#### Data provided
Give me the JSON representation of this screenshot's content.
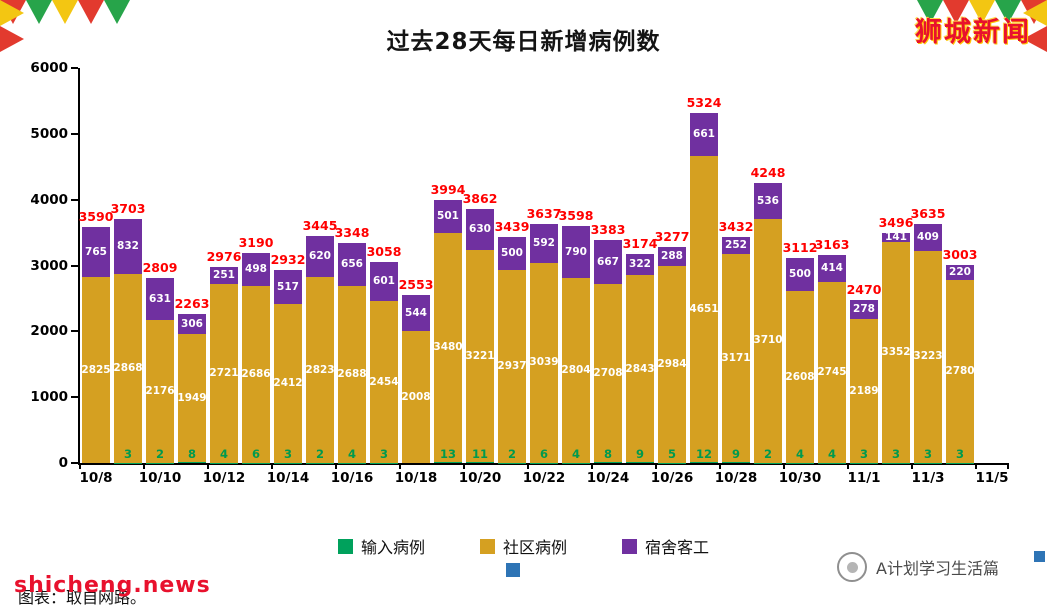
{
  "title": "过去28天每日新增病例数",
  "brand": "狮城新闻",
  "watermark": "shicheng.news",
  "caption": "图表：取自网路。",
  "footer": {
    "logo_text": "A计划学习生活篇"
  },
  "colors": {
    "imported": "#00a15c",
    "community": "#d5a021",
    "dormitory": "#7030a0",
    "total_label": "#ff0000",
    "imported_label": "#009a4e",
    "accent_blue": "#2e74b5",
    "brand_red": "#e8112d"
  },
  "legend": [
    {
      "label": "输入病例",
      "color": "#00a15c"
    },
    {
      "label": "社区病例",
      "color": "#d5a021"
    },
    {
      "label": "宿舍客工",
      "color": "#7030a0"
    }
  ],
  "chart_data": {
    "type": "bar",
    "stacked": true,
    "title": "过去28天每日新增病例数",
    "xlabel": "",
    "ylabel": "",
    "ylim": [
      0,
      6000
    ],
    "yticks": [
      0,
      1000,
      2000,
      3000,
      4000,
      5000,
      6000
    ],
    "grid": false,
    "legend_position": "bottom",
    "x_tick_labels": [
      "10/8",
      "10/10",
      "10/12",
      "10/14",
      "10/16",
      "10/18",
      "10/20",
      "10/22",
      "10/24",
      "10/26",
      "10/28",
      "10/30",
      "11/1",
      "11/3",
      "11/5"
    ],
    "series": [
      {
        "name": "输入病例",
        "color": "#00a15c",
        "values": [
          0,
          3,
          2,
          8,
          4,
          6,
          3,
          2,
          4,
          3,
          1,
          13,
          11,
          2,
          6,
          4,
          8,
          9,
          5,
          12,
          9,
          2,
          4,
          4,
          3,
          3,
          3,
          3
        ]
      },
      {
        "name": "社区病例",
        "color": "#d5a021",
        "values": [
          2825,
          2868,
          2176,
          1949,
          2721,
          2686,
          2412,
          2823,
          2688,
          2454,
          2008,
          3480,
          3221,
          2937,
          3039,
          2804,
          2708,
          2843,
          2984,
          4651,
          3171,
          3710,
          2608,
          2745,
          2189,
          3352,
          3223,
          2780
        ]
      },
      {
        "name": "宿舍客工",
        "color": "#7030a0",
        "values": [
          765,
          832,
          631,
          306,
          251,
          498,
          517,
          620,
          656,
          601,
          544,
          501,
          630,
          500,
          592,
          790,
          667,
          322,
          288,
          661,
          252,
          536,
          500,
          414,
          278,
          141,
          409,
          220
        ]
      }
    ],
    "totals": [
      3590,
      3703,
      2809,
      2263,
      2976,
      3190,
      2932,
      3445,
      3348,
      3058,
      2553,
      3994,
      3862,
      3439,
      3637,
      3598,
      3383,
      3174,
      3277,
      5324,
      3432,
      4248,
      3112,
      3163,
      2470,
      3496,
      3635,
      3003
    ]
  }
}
########
#### Data provided
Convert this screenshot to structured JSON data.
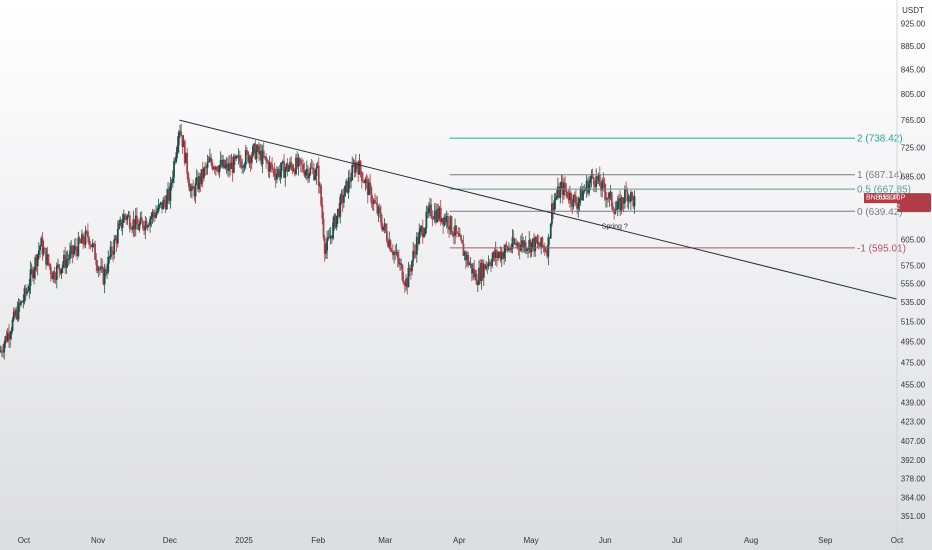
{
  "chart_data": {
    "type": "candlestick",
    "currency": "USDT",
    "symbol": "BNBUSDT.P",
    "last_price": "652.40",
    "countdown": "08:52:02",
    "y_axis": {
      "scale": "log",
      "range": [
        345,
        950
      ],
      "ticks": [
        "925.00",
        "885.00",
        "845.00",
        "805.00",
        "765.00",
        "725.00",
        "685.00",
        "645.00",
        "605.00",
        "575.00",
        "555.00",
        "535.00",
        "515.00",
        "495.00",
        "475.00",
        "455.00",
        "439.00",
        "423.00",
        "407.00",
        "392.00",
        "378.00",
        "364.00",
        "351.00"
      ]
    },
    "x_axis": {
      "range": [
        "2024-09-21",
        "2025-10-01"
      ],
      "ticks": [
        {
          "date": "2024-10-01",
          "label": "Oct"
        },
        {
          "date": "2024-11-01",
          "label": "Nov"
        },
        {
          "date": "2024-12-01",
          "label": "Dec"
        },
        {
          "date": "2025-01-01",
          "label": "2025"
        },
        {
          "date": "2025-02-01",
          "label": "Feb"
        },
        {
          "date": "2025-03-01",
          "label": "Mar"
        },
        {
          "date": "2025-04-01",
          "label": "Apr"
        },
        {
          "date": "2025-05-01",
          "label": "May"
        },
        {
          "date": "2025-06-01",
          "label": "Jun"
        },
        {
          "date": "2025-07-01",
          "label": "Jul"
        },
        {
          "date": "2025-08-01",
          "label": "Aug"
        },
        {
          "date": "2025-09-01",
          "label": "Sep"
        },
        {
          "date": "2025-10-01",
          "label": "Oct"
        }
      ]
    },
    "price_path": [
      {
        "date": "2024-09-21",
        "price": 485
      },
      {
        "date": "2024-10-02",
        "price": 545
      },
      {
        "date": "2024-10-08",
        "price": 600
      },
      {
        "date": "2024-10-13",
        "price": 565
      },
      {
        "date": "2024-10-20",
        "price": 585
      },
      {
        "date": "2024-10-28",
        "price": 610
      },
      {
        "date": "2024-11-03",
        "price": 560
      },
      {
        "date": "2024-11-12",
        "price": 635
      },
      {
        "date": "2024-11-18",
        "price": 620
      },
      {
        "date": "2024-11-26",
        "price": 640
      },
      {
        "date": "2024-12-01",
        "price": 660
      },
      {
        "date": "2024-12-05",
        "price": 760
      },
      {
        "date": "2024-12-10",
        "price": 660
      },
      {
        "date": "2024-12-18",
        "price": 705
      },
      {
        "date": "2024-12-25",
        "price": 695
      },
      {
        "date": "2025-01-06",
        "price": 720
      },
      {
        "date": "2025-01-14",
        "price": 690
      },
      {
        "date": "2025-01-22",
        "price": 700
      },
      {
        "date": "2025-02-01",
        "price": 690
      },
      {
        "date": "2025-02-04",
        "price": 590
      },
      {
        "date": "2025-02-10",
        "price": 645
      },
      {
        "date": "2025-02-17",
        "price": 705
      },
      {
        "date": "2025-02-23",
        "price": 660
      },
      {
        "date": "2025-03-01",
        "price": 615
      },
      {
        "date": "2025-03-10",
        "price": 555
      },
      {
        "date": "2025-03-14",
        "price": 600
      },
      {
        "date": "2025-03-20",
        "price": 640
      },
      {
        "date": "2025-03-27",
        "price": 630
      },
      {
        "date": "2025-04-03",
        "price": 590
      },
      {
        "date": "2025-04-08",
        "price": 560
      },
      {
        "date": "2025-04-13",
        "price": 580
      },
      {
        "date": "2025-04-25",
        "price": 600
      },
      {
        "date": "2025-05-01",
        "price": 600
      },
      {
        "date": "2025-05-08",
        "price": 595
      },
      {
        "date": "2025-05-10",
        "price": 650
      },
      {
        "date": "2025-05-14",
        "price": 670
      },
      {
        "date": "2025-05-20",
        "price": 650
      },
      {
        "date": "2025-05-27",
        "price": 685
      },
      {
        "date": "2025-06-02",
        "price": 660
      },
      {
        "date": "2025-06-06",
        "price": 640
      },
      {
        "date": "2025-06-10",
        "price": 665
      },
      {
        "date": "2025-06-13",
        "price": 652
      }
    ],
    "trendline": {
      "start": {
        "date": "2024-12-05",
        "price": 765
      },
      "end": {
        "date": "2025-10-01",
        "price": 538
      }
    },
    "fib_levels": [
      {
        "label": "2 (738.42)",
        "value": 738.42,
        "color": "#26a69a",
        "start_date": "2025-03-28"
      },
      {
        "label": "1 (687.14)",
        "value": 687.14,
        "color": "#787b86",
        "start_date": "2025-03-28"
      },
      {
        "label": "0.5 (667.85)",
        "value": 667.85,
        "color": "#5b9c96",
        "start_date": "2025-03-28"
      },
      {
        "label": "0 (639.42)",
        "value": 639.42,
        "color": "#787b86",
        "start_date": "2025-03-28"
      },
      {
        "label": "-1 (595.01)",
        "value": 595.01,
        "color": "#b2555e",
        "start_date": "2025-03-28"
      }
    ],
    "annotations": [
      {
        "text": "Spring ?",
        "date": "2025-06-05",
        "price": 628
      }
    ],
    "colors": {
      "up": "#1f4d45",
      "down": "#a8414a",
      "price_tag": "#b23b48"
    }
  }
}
########
Work to be completed:
Return every line containing "this".

In response:
Give me the JSON representation of this screenshot's content.
Convert this screenshot to structured JSON data.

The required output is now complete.